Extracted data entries
-- Start --

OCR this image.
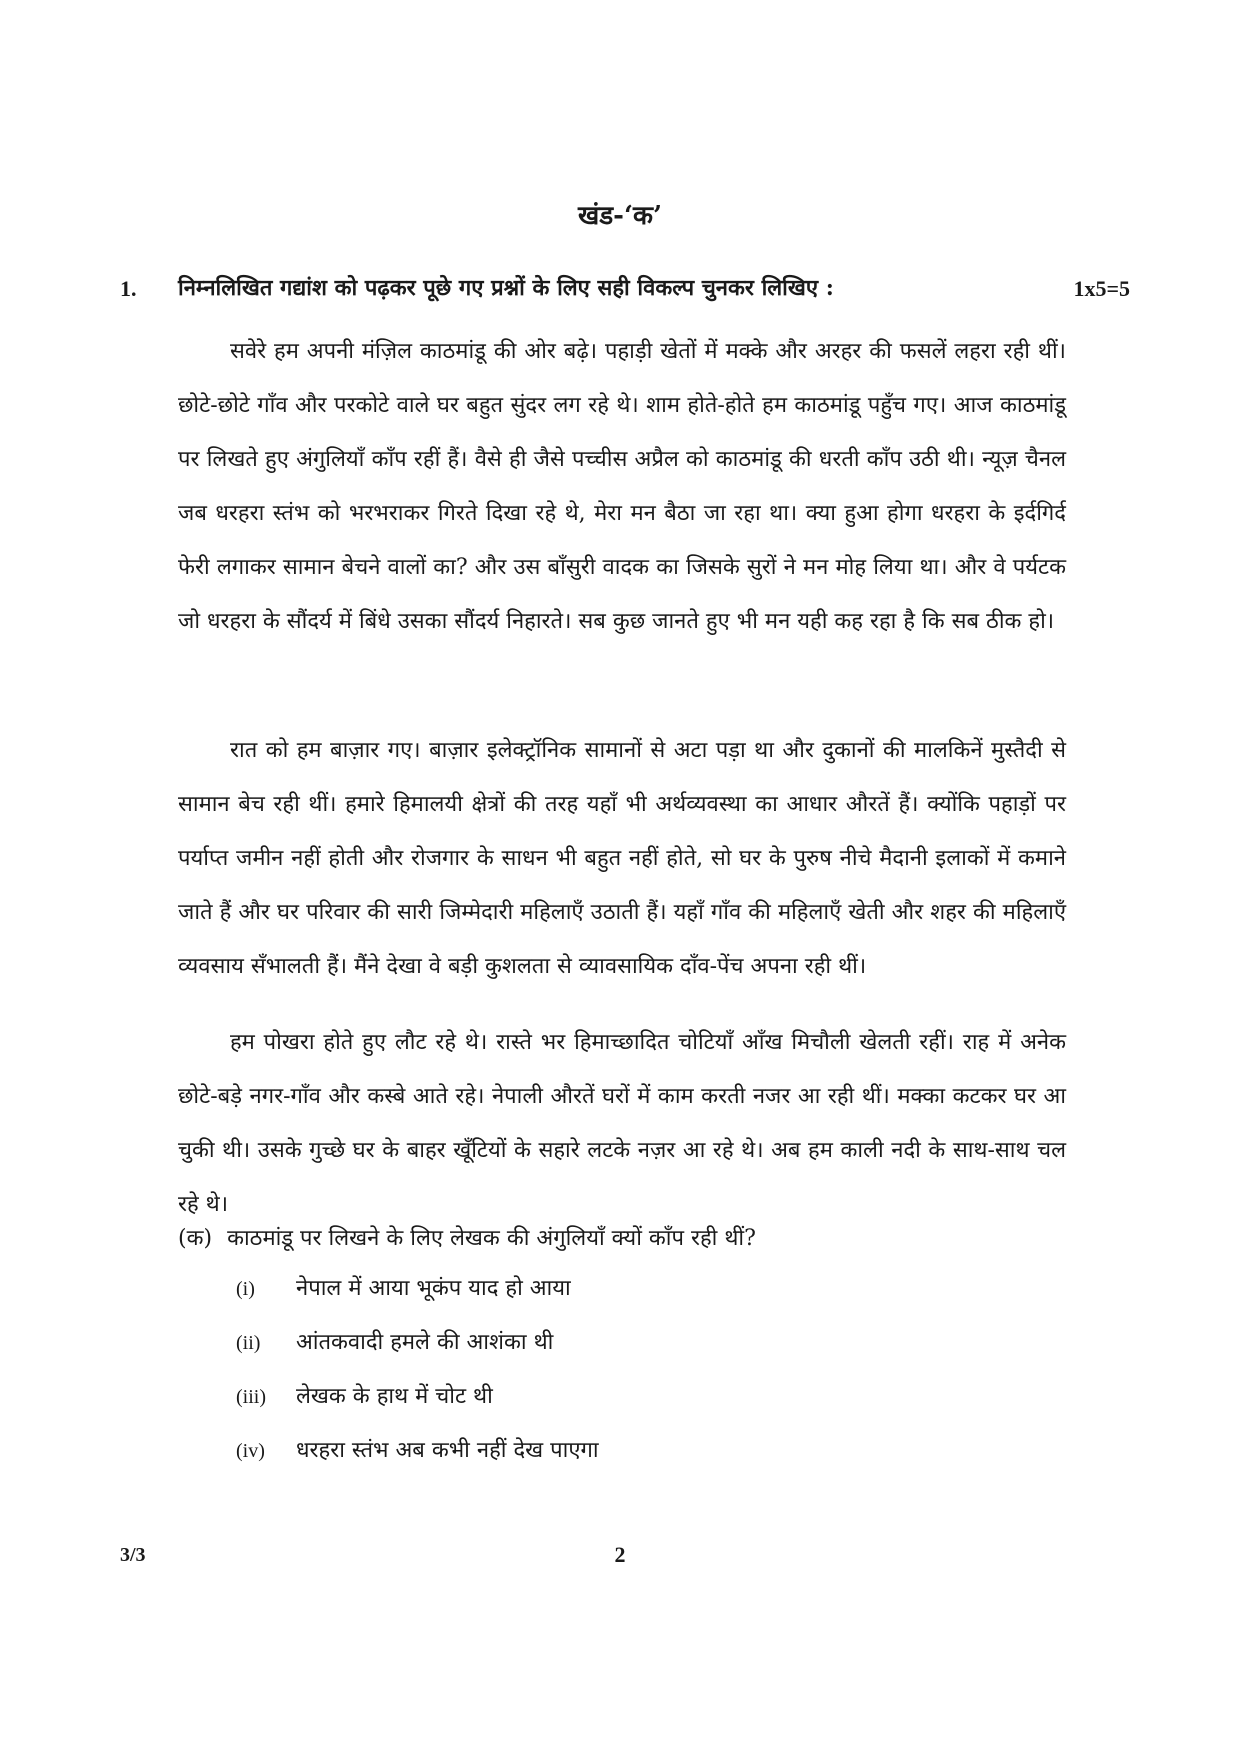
खंड-‘क’
1. निम्नलिखित गद्यांश को पढ़कर पूछे गए प्रश्नों के लिए सही विकल्प चुनकर लिखिए :	1x5=5

सवेरे हम अपनी मंज़िल काठमांडू की ओर बढ़े। पहाड़ी खेतों में मक्के और अरहर की फसलें लहरा रही थीं। छोटे-छोटे गाँव और परकोटे वाले घर बहुत सुंदर लग रहे थे। शाम होते-होते हम काठमांडू पहुँच गए। आज काठमांडू पर लिखते हुए अंगुलियाँ काँप रहीं हैं। वैसे ही जैसे पच्चीस अप्रैल को काठमांडू की धरती काँप उठी थी। न्यूज़ चैनल जब धरहरा स्तंभ को भरभराकर गिरते दिखा रहे थे, मेरा मन बैठा जा रहा था। क्या हुआ होगा धरहरा के इर्दगिर्द फेरी लगाकर सामान बेचने वालों का? और उस बाँसुरी वादक का जिसके सुरों ने मन मोह लिया था। और वे पर्यटक जो धरहरा के सौंदर्य में बिंधे उसका सौंदर्य निहारते। सब कुछ जानते हुए भी मन यही कह रहा है कि सब ठीक हो।

रात को हम बाज़ार गए। बाज़ार इलेक्ट्रॉनिक सामानों से अटा पड़ा था और दुकानों की मालकिनें मुस्तैदी से सामान बेच रही थीं। हमारे हिमालयी क्षेत्रों की तरह यहाँ भी अर्थव्यवस्था का आधार औरतें हैं। क्योंकि पहाड़ों पर पर्याप्त जमीन नहीं होती और रोजगार के साधन भी बहुत नहीं होते, सो घर के पुरुष नीचे मैदानी इलाकों में कमाने जाते हैं और घर परिवार की सारी जिम्मेदारी महिलाएँ उठाती हैं। यहाँ गाँव की महिलाएँ खेती और शहर की महिलाएँ व्यवसाय सँभालती हैं। मैंने देखा वे बड़ी कुशलता से व्यावसायिक दाँव-पेंच अपना रही थीं।

हम पोखरा होते हुए लौट रहे थे। रास्ते भर हिमाच्छादित चोटियाँ आँख मिचौली खेलती रहीं। राह में अनेक छोटे-बड़े नगर-गाँव और कस्बे आते रहे। नेपाली औरतें घरों में काम करती नजर आ रही थीं। मक्का कटकर घर आ चुकी थी। उसके गुच्छे घर के बाहर खूँटियों के सहारे लटके नज़र आ रहे थे। अब हम काली नदी के साथ-साथ चल रहे थे।

(क) काठमांडू पर लिखने के लिए लेखक की अंगुलियाँ क्यों काँप रही थीं?
(i) नेपाल में आया भूकंप याद हो आया
(ii) आंतकवादी हमले की आशंका थी
(iii) लेखक के हाथ में चोट थी
(iv) धरहरा स्तंभ अब कभी नहीं देख पाएगा
3/3	2
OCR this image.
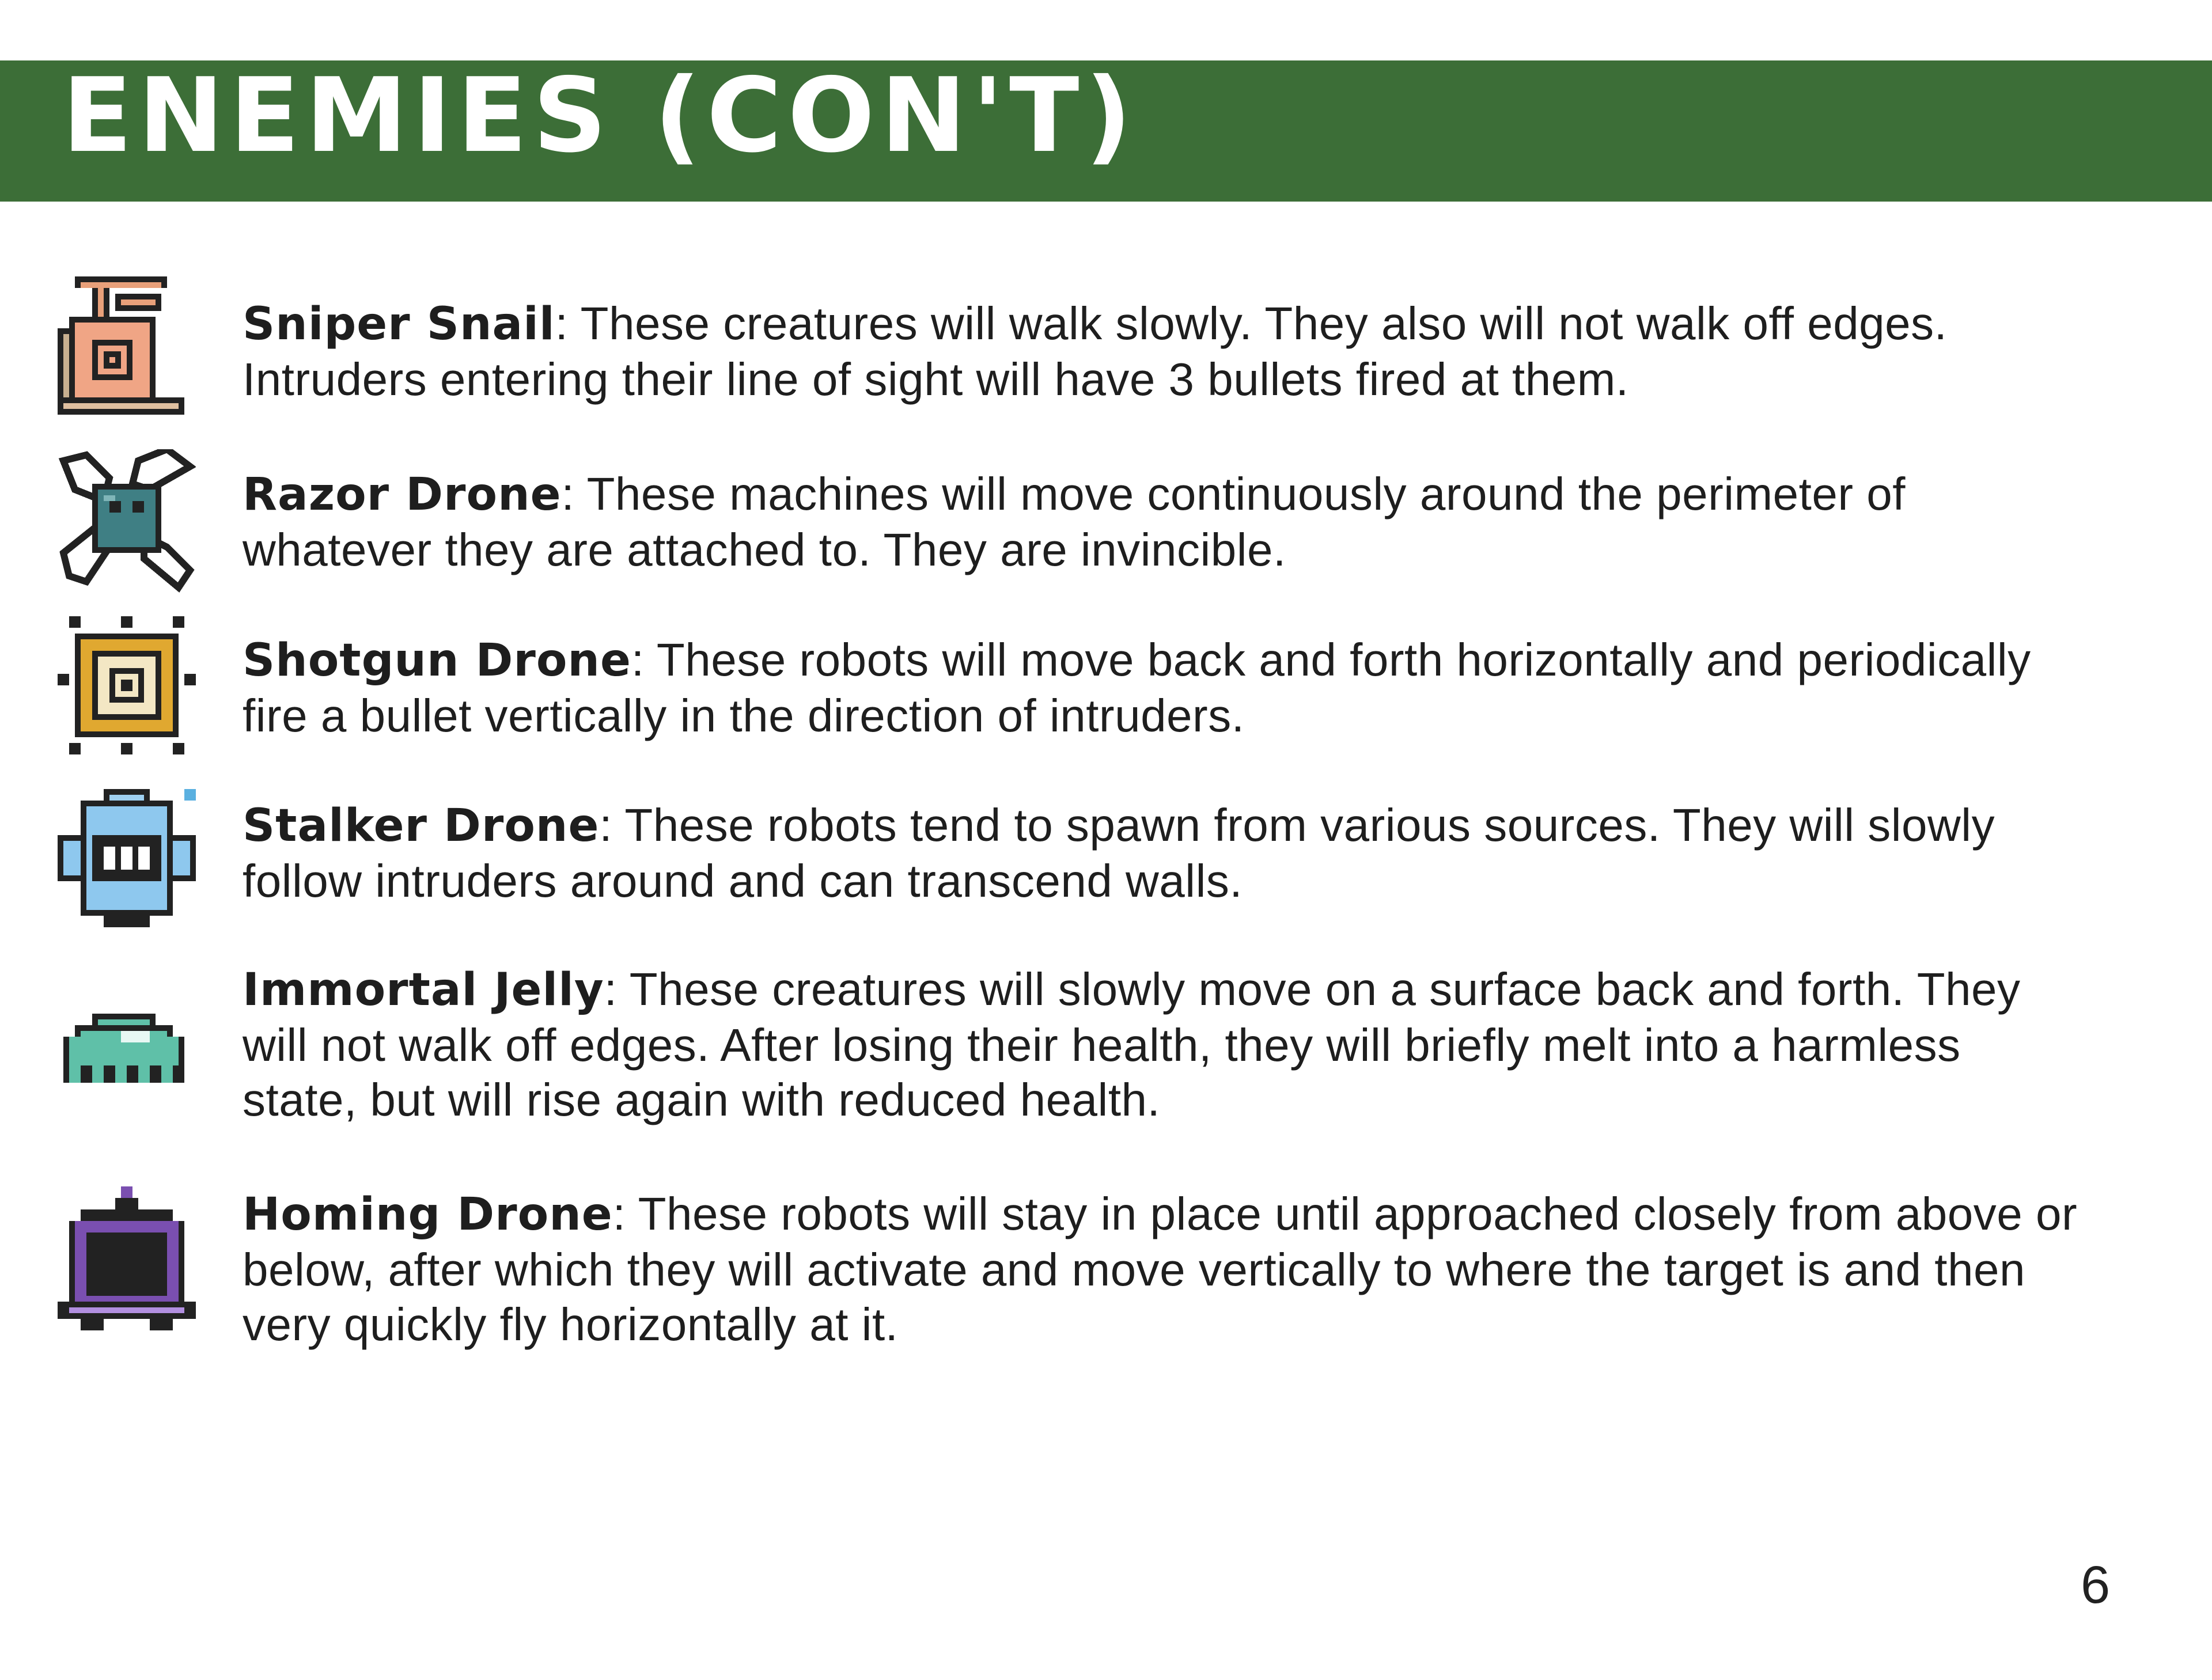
ENEMIES (CON'T)
Sniper Snail: These creatures will walk slowly. They also will not walk off edges. Intruders entering their line of sight will have 3 bullets fired at them.
Razor Drone: These machines will move continuously around the perimeter of whatever they are attached to. They are invincible.
Shotgun Drone: These robots will move back and forth horizontally and periodically fire a bullet vertically in the direction of intruders.
Stalker Drone: These robots tend to spawn from various sources. They will slowly follow intruders around and can transcend walls.
Immortal Jelly: These creatures will slowly move on a surface back and forth. They will not walk off edges. After losing their health, they will briefly melt into a harmless state, but will rise again with reduced health.
Homing Drone: These robots will stay in place until approached closely from above or below, after which they will activate and move vertically to where the target is and then very quickly fly horizontally at it.
6
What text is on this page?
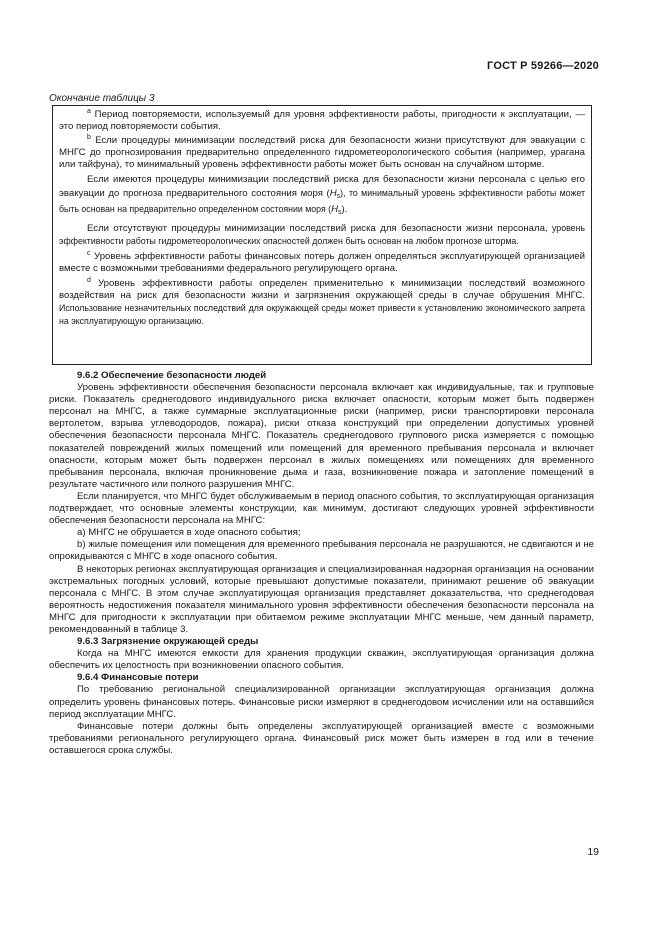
ГОСТ Р 59266—2020
Окончание таблицы 3

$^a$ Период повторяемости, используемый для уровня эффективности работы, пригодности к эксплуатации, — это период повторяемости события.

$^b$ Если процедуры минимизации последствий риска для безопасности жизни присутствуют для эвакуации с МНГС до прогнозирования предварительно определенного гидрометеорологического события (например, урагана или тайфуна), то минимальный уровень эффективности работы может быть основан на случайном шторме.

Если имеются процедуры минимизации последствий риска для безопасности жизни персонала с целью его эвакуации до прогноза предварительного состояния моря $(H_s)$, то минимальный уровень эффективности работы может быть основан на предварительно определенном состоянии моря $(H_s)$.

Если отсутствуют процедуры минимизации последствий риска для безопасности жизни персонала, уровень эффективности работы гидрометеорологических опасностей должен быть основан на любом прогнозе шторма.

$^c$ Уровень эффективности работы финансовых потерь должен определяться эксплуатирующей организацией вместе с возможными требованиями федерального регулирующего органа.

$^d$ Уровень эффективности работы определен применительно к минимизации последствий возможного воздействия на риск для безопасности жизни и загрязнения окружающей среды в случае обрушения МНГС. Использование незначительных последствий для окружающей среды может привести к установлению экономического запрета на эксплуатирующую организацию.

9.6.2 Обеспечение безопасности людей

Уровень эффективности обеспечения безопасности персонала включает как индивидуальные, так и групповые риски. Показатель среднегодового индивидуального риска включает опасности, которым может быть подвержен персонал на МНГС, а также суммарные эксплуатационные риски (например, риски транспортировки персонала вертолетом, взрыва углеводородов, пожара), риски отказа конструкций при определении допустимых уровней обеспечения безопасности персонала МНГС. Показатель среднегодового группового риска измеряется с помощью показателей повреждений жилых помещений или помещений для временного пребывания персонала и включает опасности, которым может быть подвержен персонал в жилых помещениях или помещениях для временного пребывания персонала, включая проникновение дыма и газа, возникновение пожара и затопление помещений в результате частичного или полного разрушения МНГС.

Если планируется, что МНГС будет обслуживаемым в период опасного события, то эксплуатирующая организация подтверждает, что основные элементы конструкции, как минимум, достигают следующих уровней эффективности обеспечения безопасности персонала на МНГС:

а) МНГС не обрушается в ходе опасного события;

b) жилые помещения или помещения для временного пребывания персонала не разрушаются, не сдвигаются и не опрокидываются с МНГС в ходе опасного события.

В некоторых регионах эксплуатирующая организация и специализированная надзорная организация на основании экстремальных погодных условий, которые превышают допустимые показатели, принимают решение об эвакуации персонала с МНГС. В этом случае эксплуатирующая организация представляет доказательства, что среднегодовая вероятность недостижения показателя минимального уровня эффективности обеспечения безопасности персонала на МНГС для пригодности к эксплуатации при обитаемом режиме эксплуатации МНГС меньше, чем данный параметр, рекомендованный в таблице 3.

9.6.3 Загрязнение окружающей среды

Когда на МНГС имеются емкости для хранения продукции скважин, эксплуатирующая организация должна обеспечить их целостность при возникновении опасного события.

9.6.4 Финансовые потери

По требованию региональной специализированной организации эксплуатирующая организация должна определить уровень финансовых потерь. Финансовые риски измеряют в среднегодовом исчислении или на оставшийся период эксплуатации МНГС.

Финансовые потери должны быть определены эксплуатирующей организацией вместе с возможными требованиями регионального регулирующего органа. Финансовый риск может быть измерен в год или в течение оставшегося срока службы.

19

-- End --

▸ **Directions**: Write only the number of lines in the records that include the word "vertically".

▸ **Exercise answer**: 2